— START OF Records for this exercise —

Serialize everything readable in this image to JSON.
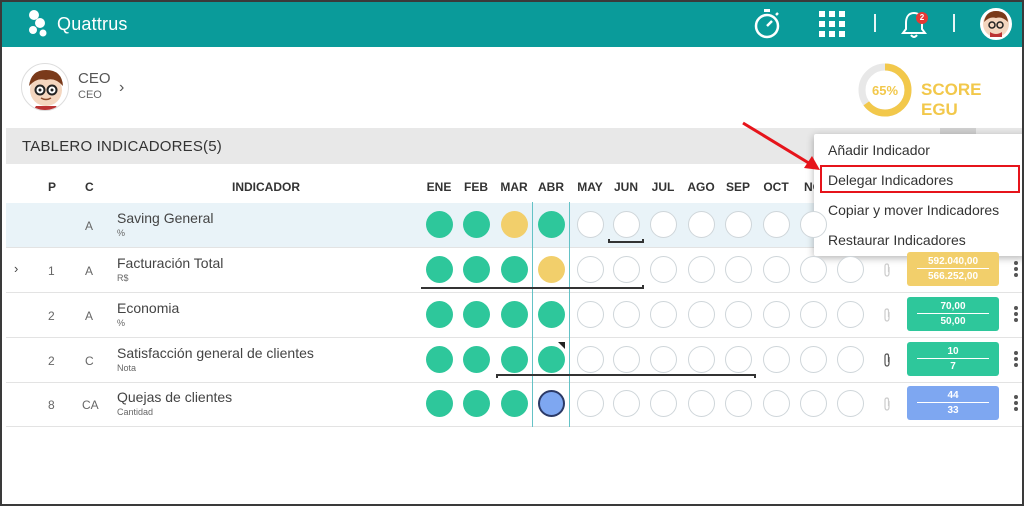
{
  "app": {
    "title": "Quattrus"
  },
  "topbar": {
    "notification_count": "2",
    "icons": [
      "stopwatch-icon",
      "apps-grid-icon",
      "bell-icon",
      "user-avatar"
    ]
  },
  "profile": {
    "name": "CEO",
    "role": "CEO"
  },
  "score": {
    "percent": "65%",
    "label": "SCORE EGU",
    "value": 0.65,
    "color": "#f2c84b"
  },
  "board": {
    "title": "TABLERO INDICADORES(5)",
    "headers": {
      "p": "P",
      "c": "C",
      "indicador": "INDICADOR"
    },
    "months": [
      "ENE",
      "FEB",
      "MAR",
      "ABR",
      "MAY",
      "JUN",
      "JUL",
      "AGO",
      "SEP",
      "OCT",
      "NO"
    ]
  },
  "rows": [
    {
      "p": "",
      "c": "A",
      "name": "Saving General",
      "unit": "%",
      "dots": [
        "green",
        "green",
        "yellow",
        "green",
        "empty",
        "empty",
        "empty",
        "empty",
        "empty",
        "empty",
        "empty"
      ],
      "value1": "",
      "value2": ""
    },
    {
      "p": "1",
      "c": "A",
      "name": "Facturación Total",
      "unit": "R$",
      "dots": [
        "green",
        "green",
        "green",
        "yellow",
        "empty",
        "empty",
        "empty",
        "empty",
        "empty",
        "empty",
        "empty",
        "empty"
      ],
      "value1": "592.040,00",
      "value2": "566.252,00"
    },
    {
      "p": "2",
      "c": "A",
      "name": "Economia",
      "unit": "%",
      "dots": [
        "green",
        "green",
        "green",
        "green",
        "empty",
        "empty",
        "empty",
        "empty",
        "empty",
        "empty",
        "empty",
        "empty"
      ],
      "value1": "70,00",
      "value2": "50,00"
    },
    {
      "p": "2",
      "c": "C",
      "name": "Satisfacción general de clientes",
      "unit": "Nota",
      "dots": [
        "green",
        "green",
        "green",
        "green",
        "empty",
        "empty",
        "empty",
        "empty",
        "empty",
        "empty",
        "empty",
        "empty"
      ],
      "value1": "10",
      "value2": "7"
    },
    {
      "p": "8",
      "c": "CA",
      "name": "Quejas de clientes",
      "unit": "Cantidad",
      "dots": [
        "green",
        "green",
        "green",
        "blue",
        "empty",
        "empty",
        "empty",
        "empty",
        "empty",
        "empty",
        "empty",
        "empty"
      ],
      "value1": "44",
      "value2": "33"
    }
  ],
  "colors": {
    "teal": "#0a9b9a",
    "green": "#2ec79b",
    "yellow": "#f2cf6b",
    "blue": "#7ea7f1",
    "highlight": "#e6141b"
  },
  "menu": {
    "items": [
      "Añadir Indicador",
      "Delegar Indicadores",
      "Copiar y mover Indicadores",
      "Restaurar Indicadores"
    ],
    "highlighted": "Delegar Indicadores"
  }
}
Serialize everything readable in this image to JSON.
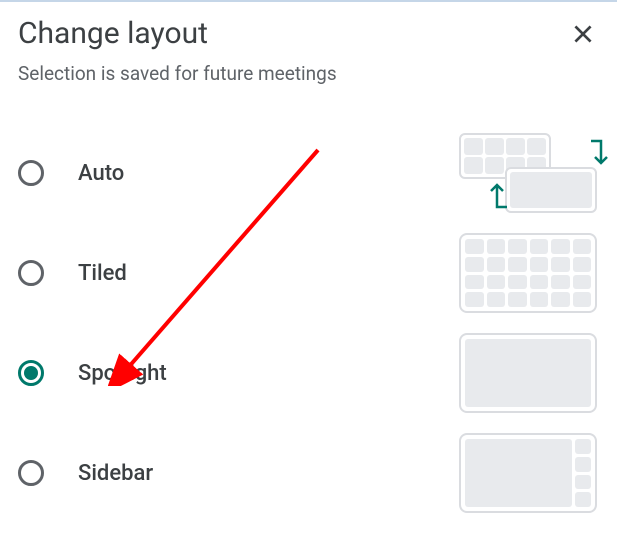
{
  "dialog": {
    "title": "Change layout",
    "subtitle": "Selection is saved for future meetings"
  },
  "options": [
    {
      "id": "auto",
      "label": "Auto",
      "selected": false
    },
    {
      "id": "tiled",
      "label": "Tiled",
      "selected": false
    },
    {
      "id": "spotlight",
      "label": "Spotlight",
      "selected": true
    },
    {
      "id": "sidebar",
      "label": "Sidebar",
      "selected": false
    }
  ],
  "colors": {
    "accent": "#00796b",
    "text": "#3c4043",
    "textSecondary": "#5f6368",
    "tile": "#e8eaed",
    "border": "#dadce0",
    "annotation": "#ff0000"
  }
}
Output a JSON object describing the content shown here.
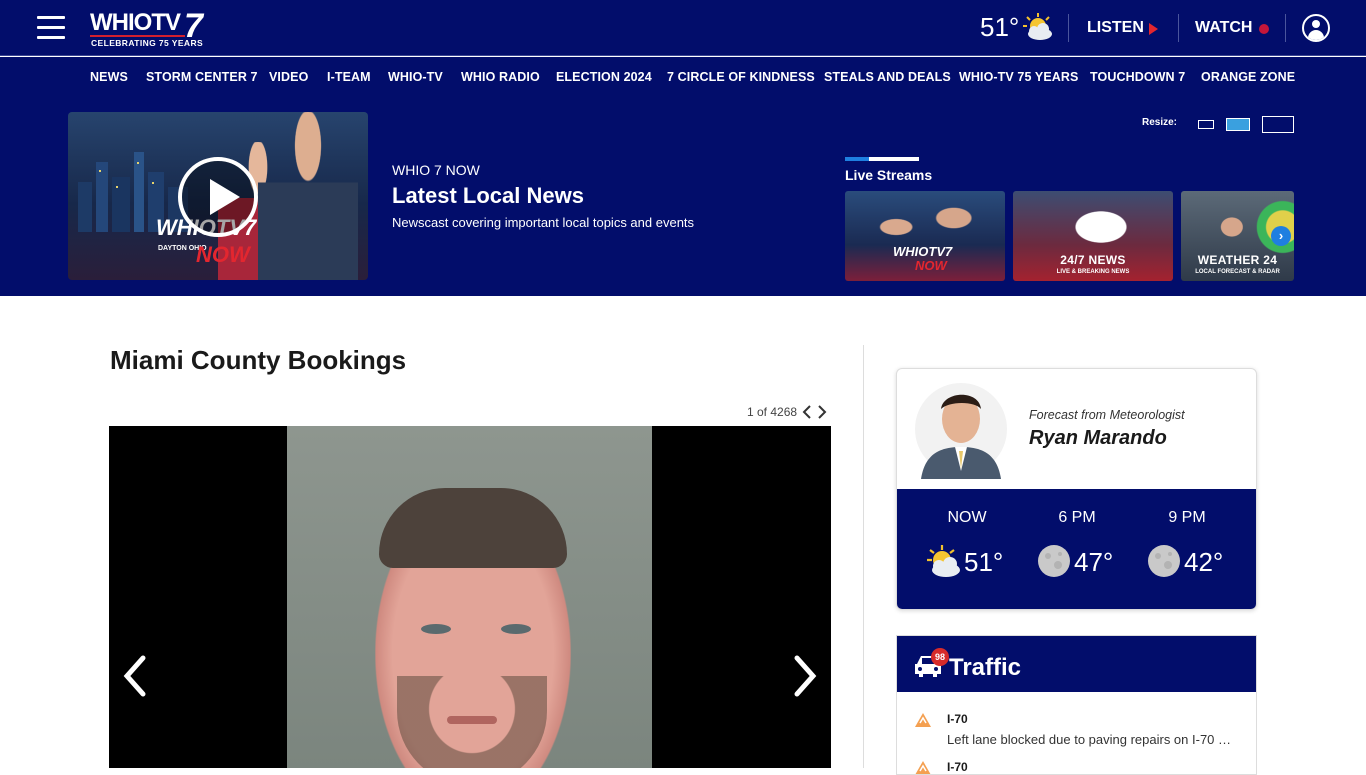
{
  "header": {
    "logo_text": "WHIOTV",
    "logo_number": "7",
    "logo_tagline": "CELEBRATING 75 YEARS",
    "temperature": "51°",
    "weather_icon": "partly-sunny-icon",
    "listen_label": "LISTEN",
    "watch_label": "WATCH",
    "accent_red": "#e3262f",
    "brand_navy": "#020d6b"
  },
  "nav": {
    "items": [
      "NEWS",
      "STORM CENTER 7",
      "VIDEO",
      "I-TEAM",
      "WHIO-TV",
      "WHIO RADIO",
      "ELECTION 2024",
      "7 CIRCLE OF KINDNESS",
      "STEALS AND DEALS",
      "WHIO-TV 75 YEARS",
      "TOUCHDOWN 7",
      "ORANGE ZONE"
    ]
  },
  "video": {
    "kicker": "WHIO 7 NOW",
    "title": "Latest Local News",
    "description": "Newscast covering important local topics and events",
    "thumb_logo": "WHIOTV7",
    "thumb_now": "NOW",
    "thumb_city": "DAYTON OHIO",
    "resize_label": "Resize:",
    "live_streams_title": "Live Streams",
    "streams": [
      {
        "label": "",
        "sub": "",
        "logo": "WHIOTV7",
        "logo_now": "NOW"
      },
      {
        "label": "24/7 NEWS",
        "sub": "LIVE & BREAKING NEWS"
      },
      {
        "label": "WEATHER 24",
        "sub": "LOCAL FORECAST & RADAR"
      }
    ]
  },
  "main": {
    "title": "Miami County Bookings",
    "counter": "1 of 4268"
  },
  "weather": {
    "from_label": "Forecast from Meteorologist",
    "meteorologist": "Ryan Marando",
    "periods": [
      {
        "time": "NOW",
        "temp": "51°",
        "icon": "partly-sunny-icon"
      },
      {
        "time": "6 PM",
        "temp": "47°",
        "icon": "moon-icon"
      },
      {
        "time": "9 PM",
        "temp": "42°",
        "icon": "moon-icon"
      }
    ]
  },
  "traffic": {
    "title": "Traffic",
    "badge_count": "98",
    "items": [
      {
        "road": "I-70",
        "desc": "Left lane blocked due to paving repairs on I-70 …"
      },
      {
        "road": "I-70",
        "desc": ""
      }
    ]
  }
}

— END OF Records for this exercise —

Go through the records. Copy each line where "Delegar" appears.

• [Response]:
      "Delegar Indicadores",
    "highlighted": "Delegar Indicadores"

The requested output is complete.